(Collected data entries)

━━━━━━━━━━━━━━━━

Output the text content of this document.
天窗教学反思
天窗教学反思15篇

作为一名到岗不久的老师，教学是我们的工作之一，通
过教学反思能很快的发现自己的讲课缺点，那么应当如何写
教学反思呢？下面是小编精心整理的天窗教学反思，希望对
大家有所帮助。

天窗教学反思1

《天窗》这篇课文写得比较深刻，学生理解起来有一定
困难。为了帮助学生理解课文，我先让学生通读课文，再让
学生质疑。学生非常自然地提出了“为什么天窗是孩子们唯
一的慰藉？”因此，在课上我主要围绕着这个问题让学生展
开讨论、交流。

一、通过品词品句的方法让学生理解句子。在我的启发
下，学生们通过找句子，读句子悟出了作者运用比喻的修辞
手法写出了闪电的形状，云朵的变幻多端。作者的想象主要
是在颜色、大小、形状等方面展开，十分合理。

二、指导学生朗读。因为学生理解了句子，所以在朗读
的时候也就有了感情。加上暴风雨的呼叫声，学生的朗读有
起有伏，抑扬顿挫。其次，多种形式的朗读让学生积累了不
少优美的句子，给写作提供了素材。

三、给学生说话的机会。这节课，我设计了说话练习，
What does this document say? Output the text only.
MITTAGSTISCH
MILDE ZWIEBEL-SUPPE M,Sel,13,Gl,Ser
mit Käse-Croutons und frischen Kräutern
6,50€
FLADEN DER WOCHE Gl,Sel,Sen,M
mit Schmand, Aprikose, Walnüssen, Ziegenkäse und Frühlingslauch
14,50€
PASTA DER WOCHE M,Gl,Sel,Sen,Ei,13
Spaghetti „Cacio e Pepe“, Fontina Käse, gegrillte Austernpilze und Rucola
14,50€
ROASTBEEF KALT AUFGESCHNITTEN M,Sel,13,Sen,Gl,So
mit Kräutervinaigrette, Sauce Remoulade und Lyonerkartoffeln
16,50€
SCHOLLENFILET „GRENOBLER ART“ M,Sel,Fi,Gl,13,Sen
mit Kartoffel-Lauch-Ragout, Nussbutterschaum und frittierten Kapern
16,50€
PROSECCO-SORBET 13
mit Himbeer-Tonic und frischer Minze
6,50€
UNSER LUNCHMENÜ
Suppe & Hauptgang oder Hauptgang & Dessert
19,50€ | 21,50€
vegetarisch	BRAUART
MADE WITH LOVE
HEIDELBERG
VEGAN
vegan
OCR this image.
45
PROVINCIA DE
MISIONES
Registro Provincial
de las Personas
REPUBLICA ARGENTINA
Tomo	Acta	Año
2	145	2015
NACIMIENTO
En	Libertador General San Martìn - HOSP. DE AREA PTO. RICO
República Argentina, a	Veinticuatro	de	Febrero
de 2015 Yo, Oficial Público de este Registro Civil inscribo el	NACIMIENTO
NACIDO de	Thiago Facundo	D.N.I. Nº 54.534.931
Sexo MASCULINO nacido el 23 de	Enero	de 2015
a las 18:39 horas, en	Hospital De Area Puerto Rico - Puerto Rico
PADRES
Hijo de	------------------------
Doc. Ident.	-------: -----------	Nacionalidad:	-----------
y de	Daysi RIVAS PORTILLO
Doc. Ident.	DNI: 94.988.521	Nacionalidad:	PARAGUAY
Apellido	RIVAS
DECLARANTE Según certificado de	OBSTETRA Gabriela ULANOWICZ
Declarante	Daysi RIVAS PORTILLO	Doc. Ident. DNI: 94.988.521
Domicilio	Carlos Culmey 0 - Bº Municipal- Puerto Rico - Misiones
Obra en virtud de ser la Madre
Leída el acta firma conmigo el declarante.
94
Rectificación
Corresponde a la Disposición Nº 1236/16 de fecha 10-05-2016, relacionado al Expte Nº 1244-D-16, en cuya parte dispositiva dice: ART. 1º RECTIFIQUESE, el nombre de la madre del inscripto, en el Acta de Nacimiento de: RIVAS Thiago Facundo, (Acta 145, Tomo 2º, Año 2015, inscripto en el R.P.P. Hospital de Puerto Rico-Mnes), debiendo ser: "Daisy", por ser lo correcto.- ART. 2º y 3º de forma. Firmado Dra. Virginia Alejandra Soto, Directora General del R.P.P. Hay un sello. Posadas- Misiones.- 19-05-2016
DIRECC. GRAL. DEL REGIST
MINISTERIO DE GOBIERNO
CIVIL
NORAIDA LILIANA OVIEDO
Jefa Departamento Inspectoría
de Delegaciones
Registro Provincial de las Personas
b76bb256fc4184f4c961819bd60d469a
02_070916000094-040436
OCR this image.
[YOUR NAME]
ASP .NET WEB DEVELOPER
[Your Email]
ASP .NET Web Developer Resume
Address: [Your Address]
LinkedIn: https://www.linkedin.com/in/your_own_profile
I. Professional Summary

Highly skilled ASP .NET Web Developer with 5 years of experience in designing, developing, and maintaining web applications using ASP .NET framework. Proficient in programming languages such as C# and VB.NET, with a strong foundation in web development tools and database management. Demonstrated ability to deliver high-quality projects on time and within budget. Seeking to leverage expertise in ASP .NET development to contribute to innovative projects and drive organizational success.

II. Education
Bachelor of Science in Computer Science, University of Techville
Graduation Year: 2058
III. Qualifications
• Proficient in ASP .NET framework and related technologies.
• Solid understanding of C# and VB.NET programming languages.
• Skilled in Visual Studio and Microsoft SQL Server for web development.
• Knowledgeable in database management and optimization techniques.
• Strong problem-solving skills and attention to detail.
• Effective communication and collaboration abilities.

━━━━━━━━━━━━━━━━

Direction: The records above must be repeated exactly, every one of them.

Complete output:
Output the text content of this document.
天窗教学反思
天窗教学反思15篇

作为一名到岗不久的老师，教学是我们的工作之一，通
过教学反思能很快的发现自己的讲课缺点，那么应当如何写
教学反思呢？下面是小编精心整理的天窗教学反思，希望对
大家有所帮助。

天窗教学反思1

《天窗》这篇课文写得比较深刻，学生理解起来有一定
困难。为了帮助学生理解课文，我先让学生通读课文，再让
学生质疑。学生非常自然地提出了“为什么天窗是孩子们唯
一的慰藉？”因此，在课上我主要围绕着这个问题让学生展
开讨论、交流。

一、通过品词品句的方法让学生理解句子。在我的启发
下，学生们通过找句子，读句子悟出了作者运用比喻的修辞
手法写出了闪电的形状，云朵的变幻多端。作者的想象主要
是在颜色、大小、形状等方面展开，十分合理。

二、指导学生朗读。因为学生理解了句子，所以在朗读
的时候也就有了感情。加上暴风雨的呼叫声，学生的朗读有
起有伏，抑扬顿挫。其次，多种形式的朗读让学生积累了不
少优美的句子，给写作提供了素材。

三、给学生说话的机会。这节课，我设计了说话练习，
What does this document say? Output the text only.
MITTAGSTISCH
MILDE ZWIEBEL-SUPPE M,Sel,13,Gl,Ser
mit Käse-Croutons und frischen Kräutern
6,50€
FLADEN DER WOCHE Gl,Sel,Sen,M
mit Schmand, Aprikose, Walnüssen, Ziegenkäse und Frühlingslauch
14,50€
PASTA DER WOCHE M,Gl,Sel,Sen,Ei,13
Spaghetti „Cacio e Pepe“, Fontina Käse, gegrillte Austernpilze und Rucola
14,50€
ROASTBEEF KALT AUFGESCHNITTEN M,Sel,13,Sen,Gl,So
mit Kräutervinaigrette, Sauce Remoulade und Lyonerkartoffeln
16,50€
SCHOLLENFILET „GRENOBLER ART“ M,Sel,Fi,Gl,13,Sen
mit Kartoffel-Lauch-Ragout, Nussbutterschaum und frittierten Kapern
16,50€
PROSECCO-SORBET 13
mit Himbeer-Tonic und frischer Minze
6,50€
UNSER LUNCHMENÜ
Suppe & Hauptgang oder Hauptgang & Dessert
19,50€ | 21,50€
vegetarisch	BRAUART
MADE WITH LOVE
HEIDELBERG
VEGAN
vegan
OCR this image.
45
PROVINCIA DE
MISIONES
Registro Provincial
de las Personas
REPUBLICA ARGENTINA
Tomo	Acta	Año
2	145	2015
NACIMIENTO
En	Libertador General San Martìn - HOSP. DE AREA PTO. RICO
República Argentina, a	Veinticuatro	de	Febrero
de 2015 Yo, Oficial Público de este Registro Civil inscribo el	NACIMIENTO
NACIDO de	Thiago Facundo	D.N.I. Nº 54.534.931
Sexo MASCULINO nacido el 23 de	Enero	de 2015
a las 18:39 horas, en	Hospital De Area Puerto Rico - Puerto Rico
PADRES
Hijo de	------------------------
Doc. Ident.	-------: -----------	Nacionalidad:	-----------
y de	Daysi RIVAS PORTILLO
Doc. Ident.	DNI: 94.988.521	Nacionalidad:	PARAGUAY
Apellido	RIVAS
DECLARANTE Según certificado de	OBSTETRA Gabriela ULANOWICZ
Declarante	Daysi RIVAS PORTILLO	Doc. Ident. DNI: 94.988.521
Domicilio	Carlos Culmey 0 - Bº Municipal- Puerto Rico - Misiones
Obra en virtud de ser la Madre
Leída el acta firma conmigo el declarante.
94
Rectificación
Corresponde a la Disposición Nº 1236/16 de fecha 10-05-2016, relacionado al Expte Nº 1244-D-16, en cuya parte dispositiva dice: ART. 1º RECTIFIQUESE, el nombre de la madre del inscripto, en el Acta de Nacimiento de: RIVAS Thiago Facundo, (Acta 145, Tomo 2º, Año 2015, inscripto en el R.P.P. Hospital de Puerto Rico-Mnes), debiendo ser: "Daisy", por ser lo correcto.- ART. 2º y 3º de forma. Firmado Dra. Virginia Alejandra Soto, Directora General del R.P.P. Hay un sello. Posadas- Misiones.- 19-05-2016
DIRECC. GRAL. DEL REGIST
MINISTERIO DE GOBIERNO
CIVIL
NORAIDA LILIANA OVIEDO
Jefa Departamento Inspectoría
de Delegaciones
Registro Provincial de las Personas
b76bb256fc4184f4c961819bd60d469a
02_070916000094-040436
OCR this image.
[YOUR NAME]
ASP .NET WEB DEVELOPER
[Your Email]
ASP .NET Web Developer Resume
Address: [Your Address]
LinkedIn: https://www.linkedin.com/in/your_own_profile
I. Professional Summary

Highly skilled ASP .NET Web Developer with 5 years of experience in designing, developing, and maintaining web applications using ASP .NET framework. Proficient in programming languages such as C# and VB.NET, with a strong foundation in web development tools and database management. Demonstrated ability to deliver high-quality projects on time and within budget. Seeking to leverage expertise in ASP .NET development to contribute to innovative projects and drive organizational success.

II. Education
Bachelor of Science in Computer Science, University of Techville
Graduation Year: 2058
III. Qualifications
• Proficient in ASP .NET framework and related technologies.
• Solid understanding of C# and VB.NET programming languages.
• Skilled in Visual Studio and Microsoft SQL Server for web development.
• Knowledgeable in database management and optimization techniques.
• Strong problem-solving skills and attention to detail.
• Effective communication and collaboration abilities.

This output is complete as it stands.